**Records for the task**
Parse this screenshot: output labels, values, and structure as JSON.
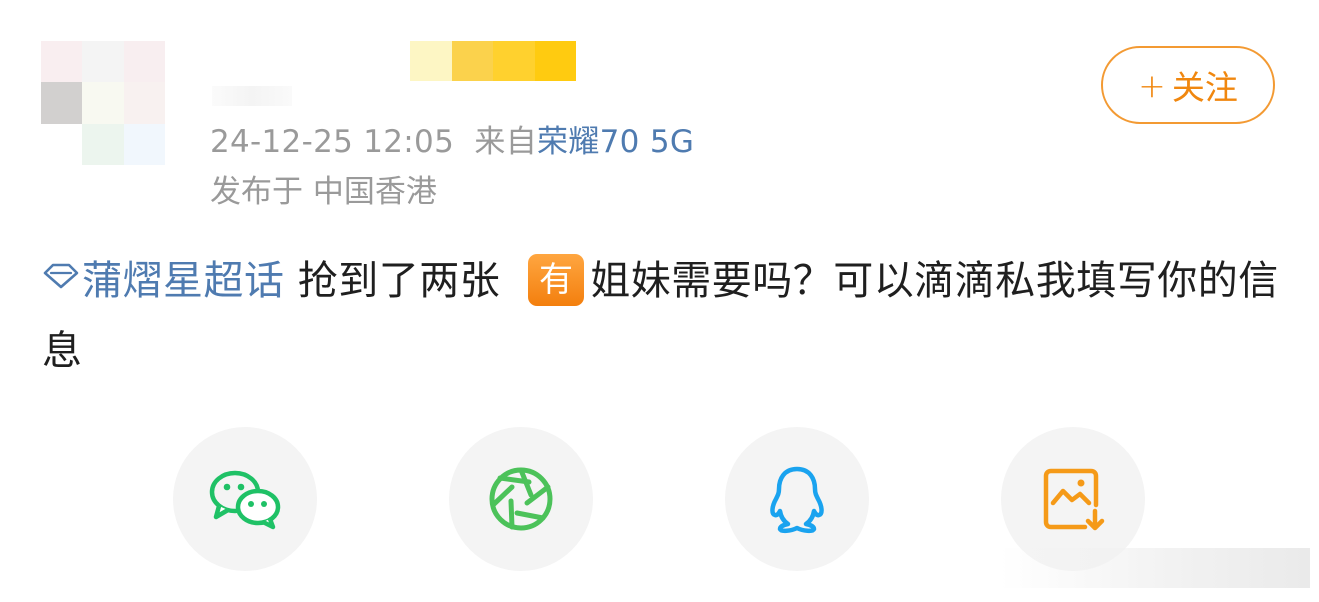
{
  "post": {
    "timestamp": "24-12-25 12:05",
    "source_prefix": "来自",
    "source_device": "荣耀70 5G",
    "location": "发布于 中国香港",
    "topic": "蒲熠星超话",
    "text_before_badge": " 抢到了两张",
    "badge": "有",
    "text_after_badge": "姐妹需要吗？可以滴滴私我填写你的信息"
  },
  "follow_button": {
    "plus": "+",
    "label": "关注"
  },
  "share": {
    "icons": [
      "wechat-icon",
      "moments-icon",
      "qq-icon",
      "save-image-icon"
    ]
  },
  "colors": {
    "link": "#4f7bb0",
    "accent": "#f0870f",
    "wechat": "#1fc166",
    "moments": "#4cc25a",
    "qq": "#1aa3ef",
    "save": "#f59a18"
  }
}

**Aim of the exercise**
Every line is to be duplicated exactly, though pictures stay out.

**Solution to this task**
Parse this screenshot: output labels, values, and structure as JSON.
{
  "post": {
    "timestamp": "24-12-25 12:05",
    "source_prefix": "来自",
    "source_device": "荣耀70 5G",
    "location": "发布于 中国香港",
    "topic": "蒲熠星超话",
    "text_before_badge": " 抢到了两张",
    "badge": "有",
    "text_after_badge": "姐妹需要吗？可以滴滴私我填写你的信息"
  },
  "follow_button": {
    "plus": "+",
    "label": "关注"
  },
  "share": {
    "icons": [
      "wechat-icon",
      "moments-icon",
      "qq-icon",
      "save-image-icon"
    ]
  },
  "colors": {
    "link": "#4f7bb0",
    "accent": "#f0870f",
    "wechat": "#1fc166",
    "moments": "#4cc25a",
    "qq": "#1aa3ef",
    "save": "#f59a18"
  }
}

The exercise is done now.